Short problem:
Go through the data below. Pull out every line that has the word "what".

** start Given information **

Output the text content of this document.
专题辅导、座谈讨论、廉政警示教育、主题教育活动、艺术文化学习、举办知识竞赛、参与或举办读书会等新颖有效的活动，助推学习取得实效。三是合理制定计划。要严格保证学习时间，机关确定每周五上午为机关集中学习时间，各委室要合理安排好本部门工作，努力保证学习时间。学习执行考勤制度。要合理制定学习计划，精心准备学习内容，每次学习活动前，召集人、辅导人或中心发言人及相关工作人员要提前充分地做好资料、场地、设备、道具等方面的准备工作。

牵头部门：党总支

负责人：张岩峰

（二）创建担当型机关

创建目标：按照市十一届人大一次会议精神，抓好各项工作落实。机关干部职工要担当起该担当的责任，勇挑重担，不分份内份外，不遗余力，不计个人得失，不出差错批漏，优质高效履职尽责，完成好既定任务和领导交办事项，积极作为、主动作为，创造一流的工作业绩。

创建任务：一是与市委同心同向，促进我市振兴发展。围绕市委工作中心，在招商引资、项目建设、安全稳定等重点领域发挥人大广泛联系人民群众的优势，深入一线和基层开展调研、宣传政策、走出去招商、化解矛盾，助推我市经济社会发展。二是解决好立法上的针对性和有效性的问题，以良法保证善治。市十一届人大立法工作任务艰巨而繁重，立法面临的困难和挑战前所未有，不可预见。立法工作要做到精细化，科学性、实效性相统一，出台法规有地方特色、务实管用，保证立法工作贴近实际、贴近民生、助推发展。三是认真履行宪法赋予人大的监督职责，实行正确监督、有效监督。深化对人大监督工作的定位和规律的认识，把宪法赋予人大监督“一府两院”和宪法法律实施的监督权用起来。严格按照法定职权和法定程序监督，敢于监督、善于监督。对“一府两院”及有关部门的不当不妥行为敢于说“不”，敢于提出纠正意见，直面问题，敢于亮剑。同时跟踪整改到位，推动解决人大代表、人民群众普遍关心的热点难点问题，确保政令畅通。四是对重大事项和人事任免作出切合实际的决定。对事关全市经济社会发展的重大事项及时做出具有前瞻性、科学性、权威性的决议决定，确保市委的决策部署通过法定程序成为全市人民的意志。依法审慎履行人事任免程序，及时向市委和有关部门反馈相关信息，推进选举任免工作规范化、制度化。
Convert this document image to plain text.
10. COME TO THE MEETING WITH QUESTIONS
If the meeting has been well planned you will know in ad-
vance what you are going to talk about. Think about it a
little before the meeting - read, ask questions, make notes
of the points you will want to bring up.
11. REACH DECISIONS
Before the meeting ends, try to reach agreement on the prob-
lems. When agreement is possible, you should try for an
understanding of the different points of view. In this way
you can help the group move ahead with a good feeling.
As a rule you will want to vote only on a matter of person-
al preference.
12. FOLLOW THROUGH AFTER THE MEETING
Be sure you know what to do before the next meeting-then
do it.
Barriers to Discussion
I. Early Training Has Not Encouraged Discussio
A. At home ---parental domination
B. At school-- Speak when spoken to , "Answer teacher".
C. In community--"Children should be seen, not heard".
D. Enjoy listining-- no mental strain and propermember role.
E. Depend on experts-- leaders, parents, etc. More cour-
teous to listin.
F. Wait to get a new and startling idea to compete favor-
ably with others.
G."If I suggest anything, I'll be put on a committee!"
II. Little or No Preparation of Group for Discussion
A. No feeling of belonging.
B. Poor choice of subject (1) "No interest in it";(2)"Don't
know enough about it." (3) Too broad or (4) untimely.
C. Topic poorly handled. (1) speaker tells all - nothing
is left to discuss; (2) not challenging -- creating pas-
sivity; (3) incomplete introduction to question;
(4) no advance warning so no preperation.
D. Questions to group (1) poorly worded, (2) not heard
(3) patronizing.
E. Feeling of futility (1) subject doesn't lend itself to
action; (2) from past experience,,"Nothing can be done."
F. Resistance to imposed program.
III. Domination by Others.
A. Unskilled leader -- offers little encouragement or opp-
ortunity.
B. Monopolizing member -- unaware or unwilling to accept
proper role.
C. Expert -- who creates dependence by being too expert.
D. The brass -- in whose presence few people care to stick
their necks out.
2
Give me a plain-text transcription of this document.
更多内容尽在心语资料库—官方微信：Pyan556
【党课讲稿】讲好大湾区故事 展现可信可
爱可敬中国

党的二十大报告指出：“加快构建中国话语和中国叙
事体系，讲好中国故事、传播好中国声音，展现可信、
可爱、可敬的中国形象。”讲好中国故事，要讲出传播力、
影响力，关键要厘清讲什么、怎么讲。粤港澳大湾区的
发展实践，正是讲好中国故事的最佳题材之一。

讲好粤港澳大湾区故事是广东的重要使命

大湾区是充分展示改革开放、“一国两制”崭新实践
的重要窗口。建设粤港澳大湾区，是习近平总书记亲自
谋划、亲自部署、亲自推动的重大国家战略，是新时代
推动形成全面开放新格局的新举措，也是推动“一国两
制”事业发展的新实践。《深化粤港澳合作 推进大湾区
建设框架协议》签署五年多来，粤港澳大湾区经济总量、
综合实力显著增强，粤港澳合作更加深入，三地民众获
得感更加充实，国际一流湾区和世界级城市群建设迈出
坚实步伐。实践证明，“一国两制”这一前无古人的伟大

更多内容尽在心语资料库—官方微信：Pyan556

** end Given information **

Written answer:
vance what you are going to talk about. Think about it a
Be sure you know what to do before the next meeting-then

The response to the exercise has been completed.